━━ Excerpted data ━━

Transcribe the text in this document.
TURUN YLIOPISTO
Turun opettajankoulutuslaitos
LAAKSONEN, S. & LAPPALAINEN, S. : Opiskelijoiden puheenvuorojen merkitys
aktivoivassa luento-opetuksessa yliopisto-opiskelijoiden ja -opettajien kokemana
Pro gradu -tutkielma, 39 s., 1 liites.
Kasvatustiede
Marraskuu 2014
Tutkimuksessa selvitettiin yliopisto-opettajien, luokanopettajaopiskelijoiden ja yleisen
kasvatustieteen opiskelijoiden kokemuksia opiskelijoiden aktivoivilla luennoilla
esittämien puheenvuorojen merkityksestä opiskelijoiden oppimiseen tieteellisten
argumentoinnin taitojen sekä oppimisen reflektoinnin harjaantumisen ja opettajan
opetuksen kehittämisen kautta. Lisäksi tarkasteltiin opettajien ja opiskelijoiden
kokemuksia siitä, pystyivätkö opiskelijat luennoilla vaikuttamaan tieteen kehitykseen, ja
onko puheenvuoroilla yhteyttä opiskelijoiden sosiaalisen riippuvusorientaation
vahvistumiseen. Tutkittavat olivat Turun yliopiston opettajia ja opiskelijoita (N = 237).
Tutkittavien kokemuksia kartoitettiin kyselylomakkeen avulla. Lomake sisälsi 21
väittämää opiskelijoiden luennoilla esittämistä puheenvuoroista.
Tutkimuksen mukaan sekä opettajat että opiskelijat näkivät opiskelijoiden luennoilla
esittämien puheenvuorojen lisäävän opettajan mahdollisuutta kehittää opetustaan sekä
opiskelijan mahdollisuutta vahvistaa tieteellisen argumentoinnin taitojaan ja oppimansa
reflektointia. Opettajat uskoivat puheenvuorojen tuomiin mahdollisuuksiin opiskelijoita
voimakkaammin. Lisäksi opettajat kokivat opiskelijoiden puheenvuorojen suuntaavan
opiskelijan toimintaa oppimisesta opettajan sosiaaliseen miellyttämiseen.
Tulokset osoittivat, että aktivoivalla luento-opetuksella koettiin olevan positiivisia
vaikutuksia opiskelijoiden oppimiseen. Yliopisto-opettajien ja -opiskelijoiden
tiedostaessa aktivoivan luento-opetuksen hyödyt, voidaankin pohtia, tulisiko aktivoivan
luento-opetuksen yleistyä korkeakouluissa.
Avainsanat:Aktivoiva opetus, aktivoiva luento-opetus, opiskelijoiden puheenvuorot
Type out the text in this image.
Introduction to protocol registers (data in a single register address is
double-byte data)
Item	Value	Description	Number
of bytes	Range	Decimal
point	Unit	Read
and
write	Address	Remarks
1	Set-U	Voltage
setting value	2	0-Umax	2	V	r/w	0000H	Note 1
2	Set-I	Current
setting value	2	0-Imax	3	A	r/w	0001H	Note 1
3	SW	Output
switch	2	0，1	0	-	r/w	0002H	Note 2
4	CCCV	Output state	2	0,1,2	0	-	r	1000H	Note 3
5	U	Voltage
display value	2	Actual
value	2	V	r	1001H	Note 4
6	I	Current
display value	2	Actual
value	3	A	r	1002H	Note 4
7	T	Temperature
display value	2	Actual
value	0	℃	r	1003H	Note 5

━━━

- _Task details_: Please reproduce each line exactly as written.

- _Result of this task_:
Transcribe the text in this document.
TURUN YLIOPISTO
Turun opettajankoulutuslaitos
LAAKSONEN, S. & LAPPALAINEN, S. : Opiskelijoiden puheenvuorojen merkitys
aktivoivassa luento-opetuksessa yliopisto-opiskelijoiden ja -opettajien kokemana
Pro gradu -tutkielma, 39 s., 1 liites.
Kasvatustiede
Marraskuu 2014
Tutkimuksessa selvitettiin yliopisto-opettajien, luokanopettajaopiskelijoiden ja yleisen
kasvatustieteen opiskelijoiden kokemuksia opiskelijoiden aktivoivilla luennoilla
esittämien puheenvuorojen merkityksestä opiskelijoiden oppimiseen tieteellisten
argumentoinnin taitojen sekä oppimisen reflektoinnin harjaantumisen ja opettajan
opetuksen kehittämisen kautta. Lisäksi tarkasteltiin opettajien ja opiskelijoiden
kokemuksia siitä, pystyivätkö opiskelijat luennoilla vaikuttamaan tieteen kehitykseen, ja
onko puheenvuoroilla yhteyttä opiskelijoiden sosiaalisen riippuvusorientaation
vahvistumiseen. Tutkittavat olivat Turun yliopiston opettajia ja opiskelijoita (N = 237).
Tutkittavien kokemuksia kartoitettiin kyselylomakkeen avulla. Lomake sisälsi 21
väittämää opiskelijoiden luennoilla esittämistä puheenvuoroista.
Tutkimuksen mukaan sekä opettajat että opiskelijat näkivät opiskelijoiden luennoilla
esittämien puheenvuorojen lisäävän opettajan mahdollisuutta kehittää opetustaan sekä
opiskelijan mahdollisuutta vahvistaa tieteellisen argumentoinnin taitojaan ja oppimansa
reflektointia. Opettajat uskoivat puheenvuorojen tuomiin mahdollisuuksiin opiskelijoita
voimakkaammin. Lisäksi opettajat kokivat opiskelijoiden puheenvuorojen suuntaavan
opiskelijan toimintaa oppimisesta opettajan sosiaaliseen miellyttämiseen.
Tulokset osoittivat, että aktivoivalla luento-opetuksella koettiin olevan positiivisia
vaikutuksia opiskelijoiden oppimiseen. Yliopisto-opettajien ja -opiskelijoiden
tiedostaessa aktivoivan luento-opetuksen hyödyt, voidaankin pohtia, tulisiko aktivoivan
luento-opetuksen yleistyä korkeakouluissa.
Avainsanat:Aktivoiva opetus, aktivoiva luento-opetus, opiskelijoiden puheenvuorot
Type out the text in this image.
Introduction to protocol registers (data in a single register address is
double-byte data)
Item	Value	Description	Number
of bytes	Range	Decimal
point	Unit	Read
and
write	Address	Remarks
1	Set-U	Voltage
setting value	2	0-Umax	2	V	r/w	0000H	Note 1
2	Set-I	Current
setting value	2	0-Imax	3	A	r/w	0001H	Note 1
3	SW	Output
switch	2	0，1	0	-	r/w	0002H	Note 2
4	CCCV	Output state	2	0,1,2	0	-	r	1000H	Note 3
5	U	Voltage
display value	2	Actual
value	2	V	r	1001H	Note 4
6	I	Current
display value	2	Actual
value	3	A	r	1002H	Note 4
7	T	Temperature
display value	2	Actual
value	0	℃	r	1003H	Note 5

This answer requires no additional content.